— Start Data provided —

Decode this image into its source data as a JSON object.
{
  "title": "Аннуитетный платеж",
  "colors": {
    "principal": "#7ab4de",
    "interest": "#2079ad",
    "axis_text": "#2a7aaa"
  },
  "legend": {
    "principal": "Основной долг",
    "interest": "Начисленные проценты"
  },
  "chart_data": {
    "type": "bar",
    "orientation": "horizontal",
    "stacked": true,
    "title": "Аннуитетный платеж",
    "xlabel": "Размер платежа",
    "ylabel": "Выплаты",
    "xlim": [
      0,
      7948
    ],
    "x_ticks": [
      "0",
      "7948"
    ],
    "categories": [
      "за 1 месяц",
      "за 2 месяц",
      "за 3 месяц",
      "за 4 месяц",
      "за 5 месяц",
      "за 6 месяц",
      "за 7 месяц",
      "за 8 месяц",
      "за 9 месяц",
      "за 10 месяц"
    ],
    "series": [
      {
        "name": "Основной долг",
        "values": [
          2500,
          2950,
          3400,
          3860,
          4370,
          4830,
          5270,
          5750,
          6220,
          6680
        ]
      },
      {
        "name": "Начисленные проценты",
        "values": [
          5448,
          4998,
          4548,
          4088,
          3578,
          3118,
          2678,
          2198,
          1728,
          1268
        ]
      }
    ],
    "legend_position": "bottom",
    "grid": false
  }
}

— End Data provided —

■ Aim of the task
Your task is to retype all the records above with nothing left out.

■ Written solution
Decode this image into its source data as a JSON object.
{
  "title": "Аннуитетный платеж",
  "colors": {
    "principal": "#7ab4de",
    "interest": "#2079ad",
    "axis_text": "#2a7aaa"
  },
  "legend": {
    "principal": "Основной долг",
    "interest": "Начисленные проценты"
  },
  "chart_data": {
    "type": "bar",
    "orientation": "horizontal",
    "stacked": true,
    "title": "Аннуитетный платеж",
    "xlabel": "Размер платежа",
    "ylabel": "Выплаты",
    "xlim": [
      0,
      7948
    ],
    "x_ticks": [
      "0",
      "7948"
    ],
    "categories": [
      "за 1 месяц",
      "за 2 месяц",
      "за 3 месяц",
      "за 4 месяц",
      "за 5 месяц",
      "за 6 месяц",
      "за 7 месяц",
      "за 8 месяц",
      "за 9 месяц",
      "за 10 месяц"
    ],
    "series": [
      {
        "name": "Основной долг",
        "values": [
          2500,
          2950,
          3400,
          3860,
          4370,
          4830,
          5270,
          5750,
          6220,
          6680
        ]
      },
      {
        "name": "Начисленные проценты",
        "values": [
          5448,
          4998,
          4548,
          4088,
          3578,
          3118,
          2678,
          2198,
          1728,
          1268
        ]
      }
    ],
    "legend_position": "bottom",
    "grid": false
  }
}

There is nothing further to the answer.